> Problem description
Answer with a single number: the count of lines that include the string "SISTEM".

— START OF Records for the task —

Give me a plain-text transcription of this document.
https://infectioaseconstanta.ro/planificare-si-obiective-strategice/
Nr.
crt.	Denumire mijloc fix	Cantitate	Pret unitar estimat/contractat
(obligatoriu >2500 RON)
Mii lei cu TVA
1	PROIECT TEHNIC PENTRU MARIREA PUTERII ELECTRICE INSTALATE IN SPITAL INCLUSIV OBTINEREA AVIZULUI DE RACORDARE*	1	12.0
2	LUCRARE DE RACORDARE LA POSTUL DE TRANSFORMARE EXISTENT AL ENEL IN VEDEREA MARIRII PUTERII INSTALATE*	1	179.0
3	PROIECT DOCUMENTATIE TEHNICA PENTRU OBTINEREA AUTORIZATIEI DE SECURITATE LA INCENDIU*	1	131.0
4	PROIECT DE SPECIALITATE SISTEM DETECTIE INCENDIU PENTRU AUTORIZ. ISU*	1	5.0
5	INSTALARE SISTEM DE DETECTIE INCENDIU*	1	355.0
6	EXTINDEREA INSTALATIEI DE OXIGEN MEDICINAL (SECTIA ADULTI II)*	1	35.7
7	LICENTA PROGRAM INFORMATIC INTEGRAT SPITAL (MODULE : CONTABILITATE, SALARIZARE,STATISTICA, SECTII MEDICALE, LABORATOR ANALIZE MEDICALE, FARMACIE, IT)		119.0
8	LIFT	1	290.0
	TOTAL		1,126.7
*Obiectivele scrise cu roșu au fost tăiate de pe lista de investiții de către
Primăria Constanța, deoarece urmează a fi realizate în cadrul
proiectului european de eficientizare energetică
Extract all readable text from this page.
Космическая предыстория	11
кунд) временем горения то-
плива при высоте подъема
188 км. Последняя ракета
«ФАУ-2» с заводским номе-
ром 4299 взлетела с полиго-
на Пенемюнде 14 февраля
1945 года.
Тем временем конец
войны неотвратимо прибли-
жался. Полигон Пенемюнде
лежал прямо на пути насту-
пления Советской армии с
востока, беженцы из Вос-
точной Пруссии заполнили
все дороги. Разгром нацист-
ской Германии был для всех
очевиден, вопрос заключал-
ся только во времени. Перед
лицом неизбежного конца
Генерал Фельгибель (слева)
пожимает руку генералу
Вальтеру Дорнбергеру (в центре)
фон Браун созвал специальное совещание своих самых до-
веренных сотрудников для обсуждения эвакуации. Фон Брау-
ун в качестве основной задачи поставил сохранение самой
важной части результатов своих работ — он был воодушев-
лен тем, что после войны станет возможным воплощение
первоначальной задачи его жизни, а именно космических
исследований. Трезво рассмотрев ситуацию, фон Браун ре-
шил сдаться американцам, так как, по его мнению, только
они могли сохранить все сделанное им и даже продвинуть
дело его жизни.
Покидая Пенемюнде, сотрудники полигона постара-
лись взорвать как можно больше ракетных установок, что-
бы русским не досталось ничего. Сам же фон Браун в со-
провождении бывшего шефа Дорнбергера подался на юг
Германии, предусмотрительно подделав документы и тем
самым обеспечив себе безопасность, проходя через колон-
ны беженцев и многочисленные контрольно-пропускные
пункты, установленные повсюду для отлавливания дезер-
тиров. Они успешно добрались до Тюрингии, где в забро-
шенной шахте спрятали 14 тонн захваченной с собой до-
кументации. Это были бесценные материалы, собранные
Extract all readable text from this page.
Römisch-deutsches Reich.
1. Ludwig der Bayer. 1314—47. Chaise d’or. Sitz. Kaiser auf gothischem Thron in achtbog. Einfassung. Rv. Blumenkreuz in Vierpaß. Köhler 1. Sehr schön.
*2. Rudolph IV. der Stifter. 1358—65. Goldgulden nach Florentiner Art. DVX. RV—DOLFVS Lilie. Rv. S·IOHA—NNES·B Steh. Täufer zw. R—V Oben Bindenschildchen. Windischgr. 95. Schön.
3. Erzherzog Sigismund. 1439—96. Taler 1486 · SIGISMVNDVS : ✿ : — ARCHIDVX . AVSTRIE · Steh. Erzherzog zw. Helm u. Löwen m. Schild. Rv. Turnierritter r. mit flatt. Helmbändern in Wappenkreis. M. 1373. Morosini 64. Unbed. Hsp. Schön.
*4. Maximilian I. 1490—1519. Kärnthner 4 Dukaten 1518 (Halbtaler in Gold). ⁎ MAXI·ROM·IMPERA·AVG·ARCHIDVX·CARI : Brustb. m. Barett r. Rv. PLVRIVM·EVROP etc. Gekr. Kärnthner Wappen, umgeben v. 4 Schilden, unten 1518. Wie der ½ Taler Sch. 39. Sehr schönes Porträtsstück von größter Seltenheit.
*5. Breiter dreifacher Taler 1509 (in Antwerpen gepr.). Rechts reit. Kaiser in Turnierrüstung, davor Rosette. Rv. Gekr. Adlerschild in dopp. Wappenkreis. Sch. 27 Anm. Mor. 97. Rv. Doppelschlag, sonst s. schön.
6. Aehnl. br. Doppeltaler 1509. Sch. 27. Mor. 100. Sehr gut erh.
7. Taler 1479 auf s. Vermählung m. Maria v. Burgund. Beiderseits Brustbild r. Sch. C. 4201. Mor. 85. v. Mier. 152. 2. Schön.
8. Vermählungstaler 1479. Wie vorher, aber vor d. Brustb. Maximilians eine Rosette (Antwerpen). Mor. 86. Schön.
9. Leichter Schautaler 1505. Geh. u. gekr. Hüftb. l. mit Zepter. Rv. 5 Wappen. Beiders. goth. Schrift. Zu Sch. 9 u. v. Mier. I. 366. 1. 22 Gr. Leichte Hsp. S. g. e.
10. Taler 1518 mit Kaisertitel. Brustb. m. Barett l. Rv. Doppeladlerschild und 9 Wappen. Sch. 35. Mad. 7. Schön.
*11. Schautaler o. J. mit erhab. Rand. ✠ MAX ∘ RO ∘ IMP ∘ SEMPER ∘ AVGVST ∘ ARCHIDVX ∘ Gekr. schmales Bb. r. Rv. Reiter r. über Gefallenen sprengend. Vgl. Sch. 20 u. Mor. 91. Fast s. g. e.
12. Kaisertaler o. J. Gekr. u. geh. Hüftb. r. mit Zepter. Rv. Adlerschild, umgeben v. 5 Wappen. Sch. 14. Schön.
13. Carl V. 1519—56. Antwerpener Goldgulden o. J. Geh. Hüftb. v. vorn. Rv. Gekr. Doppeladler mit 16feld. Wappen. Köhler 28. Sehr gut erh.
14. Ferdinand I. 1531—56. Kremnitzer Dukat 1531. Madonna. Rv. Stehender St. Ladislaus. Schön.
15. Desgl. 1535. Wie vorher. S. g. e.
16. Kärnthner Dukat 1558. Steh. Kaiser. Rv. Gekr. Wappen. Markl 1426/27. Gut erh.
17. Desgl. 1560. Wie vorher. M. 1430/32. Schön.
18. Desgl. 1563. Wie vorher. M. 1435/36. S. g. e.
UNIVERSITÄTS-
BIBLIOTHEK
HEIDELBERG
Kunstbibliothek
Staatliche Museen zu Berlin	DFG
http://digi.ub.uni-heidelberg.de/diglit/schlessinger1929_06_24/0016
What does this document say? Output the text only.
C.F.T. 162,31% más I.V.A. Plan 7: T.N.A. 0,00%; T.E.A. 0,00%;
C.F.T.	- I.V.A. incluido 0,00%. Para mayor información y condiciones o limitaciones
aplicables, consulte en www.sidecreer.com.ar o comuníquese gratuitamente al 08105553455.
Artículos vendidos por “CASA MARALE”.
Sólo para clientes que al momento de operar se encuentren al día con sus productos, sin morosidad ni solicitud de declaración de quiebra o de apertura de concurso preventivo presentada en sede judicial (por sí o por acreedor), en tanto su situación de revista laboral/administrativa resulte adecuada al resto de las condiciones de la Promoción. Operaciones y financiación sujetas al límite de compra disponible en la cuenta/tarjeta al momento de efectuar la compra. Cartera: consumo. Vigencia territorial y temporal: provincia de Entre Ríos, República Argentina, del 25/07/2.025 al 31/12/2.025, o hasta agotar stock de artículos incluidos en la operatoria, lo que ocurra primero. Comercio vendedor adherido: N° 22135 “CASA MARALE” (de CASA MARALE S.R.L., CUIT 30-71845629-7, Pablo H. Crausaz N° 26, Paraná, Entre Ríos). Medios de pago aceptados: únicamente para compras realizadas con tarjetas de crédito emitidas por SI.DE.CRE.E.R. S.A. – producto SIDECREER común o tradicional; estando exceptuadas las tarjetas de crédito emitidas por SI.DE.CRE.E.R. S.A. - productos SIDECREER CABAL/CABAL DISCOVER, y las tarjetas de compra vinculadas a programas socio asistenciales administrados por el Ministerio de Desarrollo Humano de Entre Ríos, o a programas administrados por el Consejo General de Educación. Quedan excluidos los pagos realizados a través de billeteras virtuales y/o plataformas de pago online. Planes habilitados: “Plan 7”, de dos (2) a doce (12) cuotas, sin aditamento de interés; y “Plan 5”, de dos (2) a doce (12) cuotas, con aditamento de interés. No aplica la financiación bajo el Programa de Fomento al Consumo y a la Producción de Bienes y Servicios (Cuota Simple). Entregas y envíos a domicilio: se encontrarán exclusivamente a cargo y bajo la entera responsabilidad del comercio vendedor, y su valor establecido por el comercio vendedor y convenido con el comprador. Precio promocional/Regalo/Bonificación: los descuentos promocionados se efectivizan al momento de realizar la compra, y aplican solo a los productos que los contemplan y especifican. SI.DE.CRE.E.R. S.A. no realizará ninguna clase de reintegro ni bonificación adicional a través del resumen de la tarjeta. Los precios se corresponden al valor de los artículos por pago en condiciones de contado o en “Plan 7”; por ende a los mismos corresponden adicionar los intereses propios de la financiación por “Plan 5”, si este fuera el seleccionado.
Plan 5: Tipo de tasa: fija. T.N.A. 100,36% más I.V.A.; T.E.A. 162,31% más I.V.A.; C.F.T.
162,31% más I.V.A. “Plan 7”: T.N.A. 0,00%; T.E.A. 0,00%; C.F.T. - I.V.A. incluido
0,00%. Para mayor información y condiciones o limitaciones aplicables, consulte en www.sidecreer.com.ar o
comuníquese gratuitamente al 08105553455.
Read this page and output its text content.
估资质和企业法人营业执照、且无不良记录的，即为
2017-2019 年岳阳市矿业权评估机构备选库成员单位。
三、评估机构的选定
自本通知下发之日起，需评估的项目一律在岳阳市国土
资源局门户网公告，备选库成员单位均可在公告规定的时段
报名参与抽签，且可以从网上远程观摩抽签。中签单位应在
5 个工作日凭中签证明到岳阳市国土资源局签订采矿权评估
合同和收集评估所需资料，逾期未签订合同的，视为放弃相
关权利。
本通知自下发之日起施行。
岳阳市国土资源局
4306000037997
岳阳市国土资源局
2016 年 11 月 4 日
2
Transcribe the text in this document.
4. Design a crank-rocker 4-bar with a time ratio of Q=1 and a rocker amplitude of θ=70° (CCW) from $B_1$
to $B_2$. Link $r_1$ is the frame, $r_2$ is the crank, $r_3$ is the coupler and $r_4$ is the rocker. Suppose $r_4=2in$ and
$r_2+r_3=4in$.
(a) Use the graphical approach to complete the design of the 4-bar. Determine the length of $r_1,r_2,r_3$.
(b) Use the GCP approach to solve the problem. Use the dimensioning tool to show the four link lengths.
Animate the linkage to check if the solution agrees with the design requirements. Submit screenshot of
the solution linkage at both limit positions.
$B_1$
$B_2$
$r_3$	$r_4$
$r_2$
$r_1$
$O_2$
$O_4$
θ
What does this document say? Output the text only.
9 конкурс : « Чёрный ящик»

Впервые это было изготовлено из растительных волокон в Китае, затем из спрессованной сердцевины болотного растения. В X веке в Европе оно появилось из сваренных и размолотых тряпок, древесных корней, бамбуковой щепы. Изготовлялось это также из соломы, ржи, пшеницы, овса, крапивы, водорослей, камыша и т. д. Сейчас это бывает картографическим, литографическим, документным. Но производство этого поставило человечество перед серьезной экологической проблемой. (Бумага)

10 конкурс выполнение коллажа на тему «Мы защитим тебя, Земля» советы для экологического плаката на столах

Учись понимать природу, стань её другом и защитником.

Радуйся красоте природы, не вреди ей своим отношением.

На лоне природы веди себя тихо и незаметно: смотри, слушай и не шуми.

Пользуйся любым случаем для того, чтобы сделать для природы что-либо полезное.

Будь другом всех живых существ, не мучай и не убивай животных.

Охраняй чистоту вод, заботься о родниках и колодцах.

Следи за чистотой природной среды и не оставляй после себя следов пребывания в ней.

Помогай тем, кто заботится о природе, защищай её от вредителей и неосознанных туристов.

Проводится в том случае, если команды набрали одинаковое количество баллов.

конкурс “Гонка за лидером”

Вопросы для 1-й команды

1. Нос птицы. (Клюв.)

— END OF Records for the task —

> Reply
2